* Raw data:
• • • • •
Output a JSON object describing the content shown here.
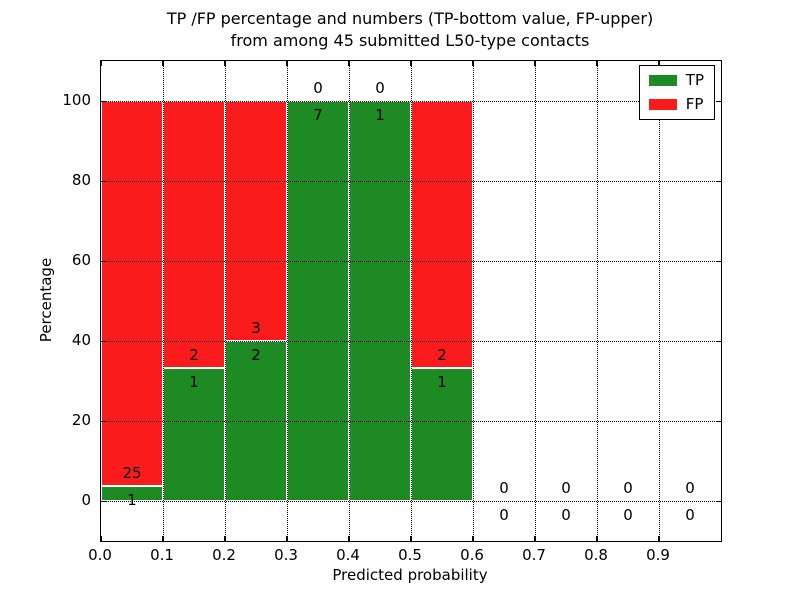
{
  "chart_data": {
    "type": "bar",
    "stacked": true,
    "title_lines": [
      "TP /FP percentage and numbers (TP-bottom value, FP-upper)",
      "from among 45 submitted L50-type contacts"
    ],
    "xlabel": "Predicted probability",
    "ylabel": "Percentage",
    "xlim": [
      0.0,
      1.0
    ],
    "ylim": [
      -10,
      110
    ],
    "grid": "dotted-black-both-axes",
    "bar_edge_color": "#ffffff",
    "yticks": [
      0,
      20,
      40,
      60,
      80,
      100
    ],
    "xticks": [
      {
        "value": 0.0,
        "label": "0.0"
      },
      {
        "value": 0.1,
        "label": "0.1"
      },
      {
        "value": 0.2,
        "label": "0.2"
      },
      {
        "value": 0.3,
        "label": "0.3"
      },
      {
        "value": 0.4,
        "label": "0.4"
      },
      {
        "value": 0.5,
        "label": "0.5"
      },
      {
        "value": 0.6,
        "label": "0.6"
      },
      {
        "value": 0.7,
        "label": "0.7"
      },
      {
        "value": 0.8,
        "label": "0.8"
      },
      {
        "value": 0.9,
        "label": "0.9"
      }
    ],
    "legend": {
      "position": "upper right",
      "entries": [
        {
          "label": "TP",
          "color": "#1E8A23"
        },
        {
          "label": "FP",
          "color": "#FA1C1C"
        }
      ]
    },
    "bins": [
      {
        "range": [
          0.0,
          0.1
        ],
        "tp": 1,
        "fp": 25
      },
      {
        "range": [
          0.1,
          0.2
        ],
        "tp": 1,
        "fp": 2
      },
      {
        "range": [
          0.2,
          0.3
        ],
        "tp": 2,
        "fp": 3
      },
      {
        "range": [
          0.3,
          0.4
        ],
        "tp": 7,
        "fp": 0
      },
      {
        "range": [
          0.4,
          0.5
        ],
        "tp": 1,
        "fp": 0
      },
      {
        "range": [
          0.5,
          0.6
        ],
        "tp": 1,
        "fp": 2
      },
      {
        "range": [
          0.6,
          0.7
        ],
        "tp": 0,
        "fp": 0
      },
      {
        "range": [
          0.7,
          0.8
        ],
        "tp": 0,
        "fp": 0
      },
      {
        "range": [
          0.8,
          0.9
        ],
        "tp": 0,
        "fp": 0
      },
      {
        "range": [
          0.9,
          1.0
        ],
        "tp": 0,
        "fp": 0
      }
    ]
  }
}
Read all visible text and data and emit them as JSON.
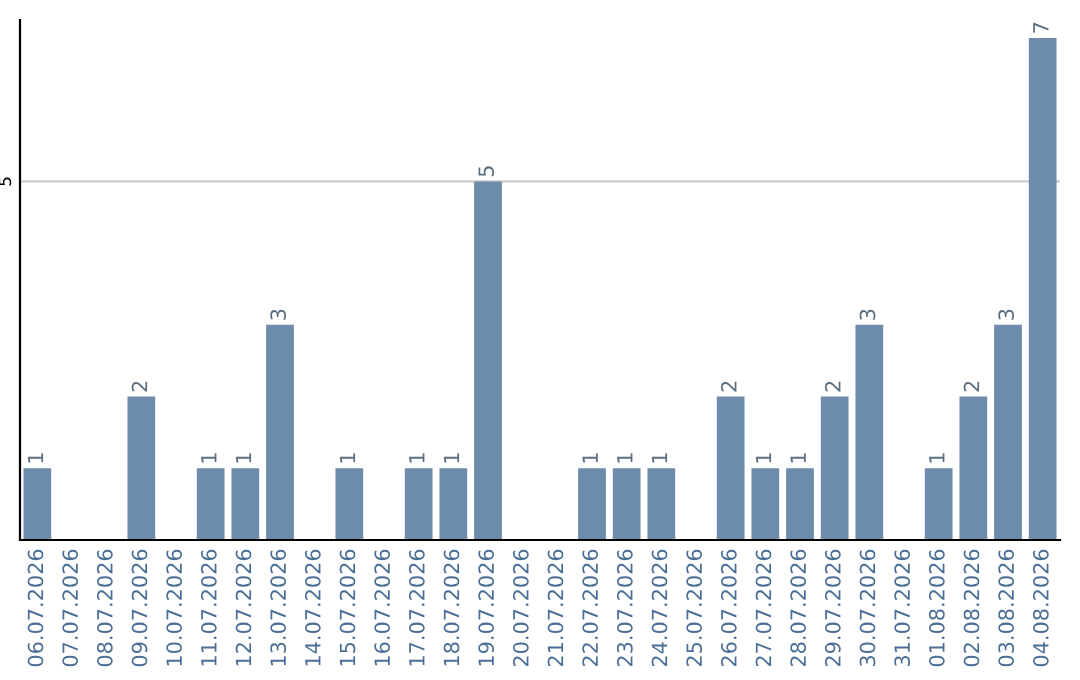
{
  "chart_data": {
    "type": "bar",
    "categories": [
      "06.07.2026",
      "07.07.2026",
      "08.07.2026",
      "09.07.2026",
      "10.07.2026",
      "11.07.2026",
      "12.07.2026",
      "13.07.2026",
      "14.07.2026",
      "15.07.2026",
      "16.07.2026",
      "17.07.2026",
      "18.07.2026",
      "19.07.2026",
      "20.07.2026",
      "21.07.2026",
      "22.07.2026",
      "23.07.2026",
      "24.07.2026",
      "25.07.2026",
      "26.07.2026",
      "27.07.2026",
      "28.07.2026",
      "29.07.2026",
      "30.07.2026",
      "31.07.2026",
      "01.08.2026",
      "02.08.2026",
      "03.08.2026",
      "04.08.2026"
    ],
    "values": [
      1,
      null,
      null,
      2,
      null,
      1,
      1,
      3,
      null,
      1,
      null,
      1,
      1,
      5,
      null,
      null,
      1,
      1,
      1,
      null,
      2,
      1,
      1,
      2,
      3,
      null,
      1,
      2,
      3,
      7
    ],
    "color": "#6d8cab",
    "ylim": [
      0,
      7.25
    ],
    "yticks": [
      5
    ],
    "grid": "y",
    "data_labels": true
  }
}
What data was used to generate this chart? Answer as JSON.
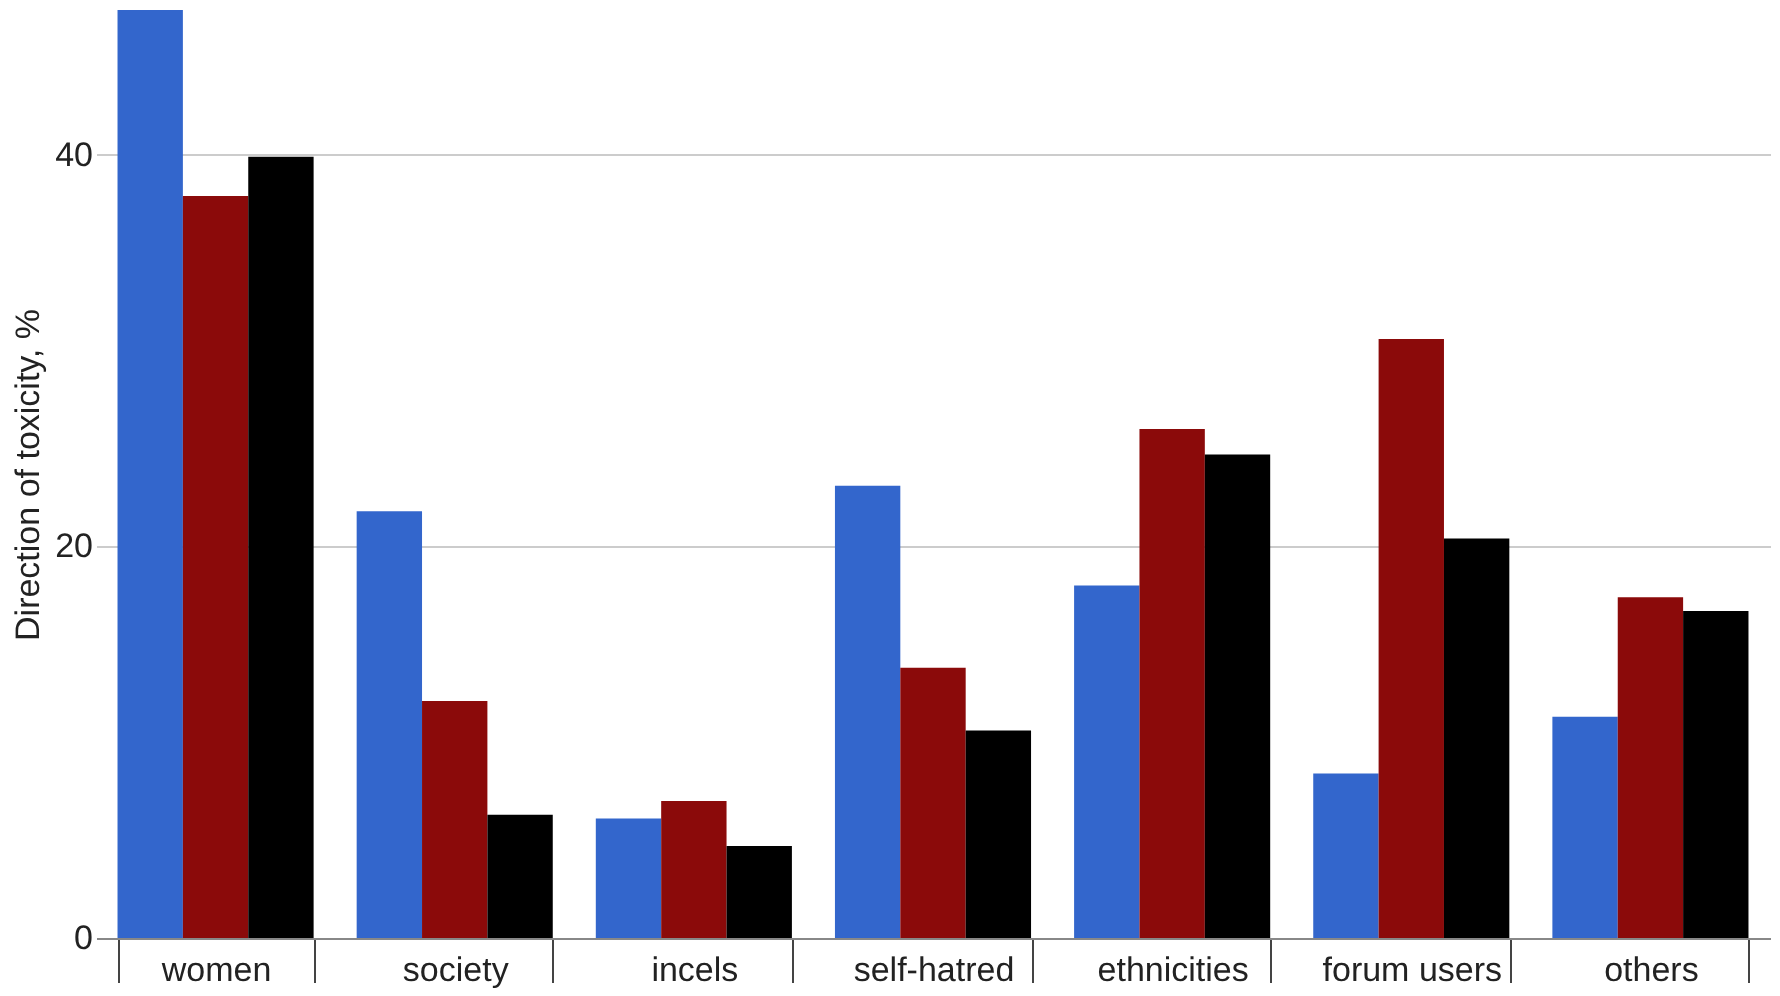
{
  "chart_data": {
    "type": "bar",
    "ylabel": "Direction of toxicity, %",
    "categories": [
      "women",
      "society",
      "incels",
      "self-hatred",
      "ethnicities",
      "forum users",
      "others"
    ],
    "series": [
      {
        "color": "#3366cc",
        "values": [
          47.4,
          21.8,
          6.1,
          23.1,
          18.0,
          8.4,
          11.3
        ]
      },
      {
        "color": "#8b0a0a",
        "values": [
          37.9,
          12.1,
          7.0,
          13.8,
          26.0,
          30.6,
          17.4
        ]
      },
      {
        "color": "#000000",
        "values": [
          39.9,
          6.3,
          4.7,
          10.6,
          24.7,
          20.4,
          16.7
        ]
      }
    ],
    "ylim": [
      0,
      47.4
    ],
    "yticks": [
      0,
      20,
      40
    ],
    "grid": "y",
    "legend": false
  }
}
• • • • •
Write out the full listing verbatim, excluding its pictures.

Output a JSON object describing the content shown here.
{
  "chart_data": {
    "type": "bar",
    "stacked": true,
    "title_lines": [
      "TP /FP percentage and numbers (TP-bottom value, FP-upper)",
      "from among 45 submitted L50-type contacts"
    ],
    "xlabel": "Predicted probability",
    "ylabel": "Percentage",
    "xlim": [
      0.0,
      1.0
    ],
    "ylim": [
      -10,
      110
    ],
    "grid": "dotted-black-both-axes",
    "bar_edge_color": "#ffffff",
    "yticks": [
      0,
      20,
      40,
      60,
      80,
      100
    ],
    "xticks": [
      {
        "value": 0.0,
        "label": "0.0"
      },
      {
        "value": 0.1,
        "label": "0.1"
      },
      {
        "value": 0.2,
        "label": "0.2"
      },
      {
        "value": 0.3,
        "label": "0.3"
      },
      {
        "value": 0.4,
        "label": "0.4"
      },
      {
        "value": 0.5,
        "label": "0.5"
      },
      {
        "value": 0.6,
        "label": "0.6"
      },
      {
        "value": 0.7,
        "label": "0.7"
      },
      {
        "value": 0.8,
        "label": "0.8"
      },
      {
        "value": 0.9,
        "label": "0.9"
      }
    ],
    "legend": {
      "position": "upper right",
      "entries": [
        {
          "label": "TP",
          "color": "#1E8A23"
        },
        {
          "label": "FP",
          "color": "#FA1C1C"
        }
      ]
    },
    "bins": [
      {
        "range": [
          0.0,
          0.1
        ],
        "tp": 1,
        "fp": 25
      },
      {
        "range": [
          0.1,
          0.2
        ],
        "tp": 1,
        "fp": 2
      },
      {
        "range": [
          0.2,
          0.3
        ],
        "tp": 2,
        "fp": 3
      },
      {
        "range": [
          0.3,
          0.4
        ],
        "tp": 7,
        "fp": 0
      },
      {
        "range": [
          0.4,
          0.5
        ],
        "tp": 1,
        "fp": 0
      },
      {
        "range": [
          0.5,
          0.6
        ],
        "tp": 1,
        "fp": 2
      },
      {
        "range": [
          0.6,
          0.7
        ],
        "tp": 0,
        "fp": 0
      },
      {
        "range": [
          0.7,
          0.8
        ],
        "tp": 0,
        "fp": 0
      },
      {
        "range": [
          0.8,
          0.9
        ],
        "tp": 0,
        "fp": 0
      },
      {
        "range": [
          0.9,
          1.0
        ],
        "tp": 0,
        "fp": 0
      }
    ]
  }
}
Read all visible text and data and emit them as JSON.
{
  "chart_data": {
    "type": "bar",
    "categories": [
      "06.07.2026",
      "07.07.2026",
      "08.07.2026",
      "09.07.2026",
      "10.07.2026",
      "11.07.2026",
      "12.07.2026",
      "13.07.2026",
      "14.07.2026",
      "15.07.2026",
      "16.07.2026",
      "17.07.2026",
      "18.07.2026",
      "19.07.2026",
      "20.07.2026",
      "21.07.2026",
      "22.07.2026",
      "23.07.2026",
      "24.07.2026",
      "25.07.2026",
      "26.07.2026",
      "27.07.2026",
      "28.07.2026",
      "29.07.2026",
      "30.07.2026",
      "31.07.2026",
      "01.08.2026",
      "02.08.2026",
      "03.08.2026",
      "04.08.2026"
    ],
    "values": [
      1,
      null,
      null,
      2,
      null,
      1,
      1,
      3,
      null,
      1,
      null,
      1,
      1,
      5,
      null,
      null,
      1,
      1,
      1,
      null,
      2,
      1,
      1,
      2,
      3,
      null,
      1,
      2,
      3,
      7
    ],
    "color": "#6d8cab",
    "ylim": [
      0,
      7.25
    ],
    "yticks": [
      5
    ],
    "grid": "y",
    "data_labels": true
  }
}
What data was used to generate this chart? Answer as JSON.
{
  "chart_data": {
    "type": "bar",
    "ylabel": "Direction of toxicity, %",
    "categories": [
      "women",
      "society",
      "incels",
      "self-hatred",
      "ethnicities",
      "forum users",
      "others"
    ],
    "series": [
      {
        "color": "#3366cc",
        "values": [
          47.4,
          21.8,
          6.1,
          23.1,
          18.0,
          8.4,
          11.3
        ]
      },
      {
        "color": "#8b0a0a",
        "values": [
          37.9,
          12.1,
          7.0,
          13.8,
          26.0,
          30.6,
          17.4
        ]
      },
      {
        "color": "#000000",
        "values": [
          39.9,
          6.3,
          4.7,
          10.6,
          24.7,
          20.4,
          16.7
        ]
      }
    ],
    "ylim": [
      0,
      47.4
    ],
    "yticks": [
      0,
      20,
      40
    ],
    "grid": "y",
    "legend": false
  }
}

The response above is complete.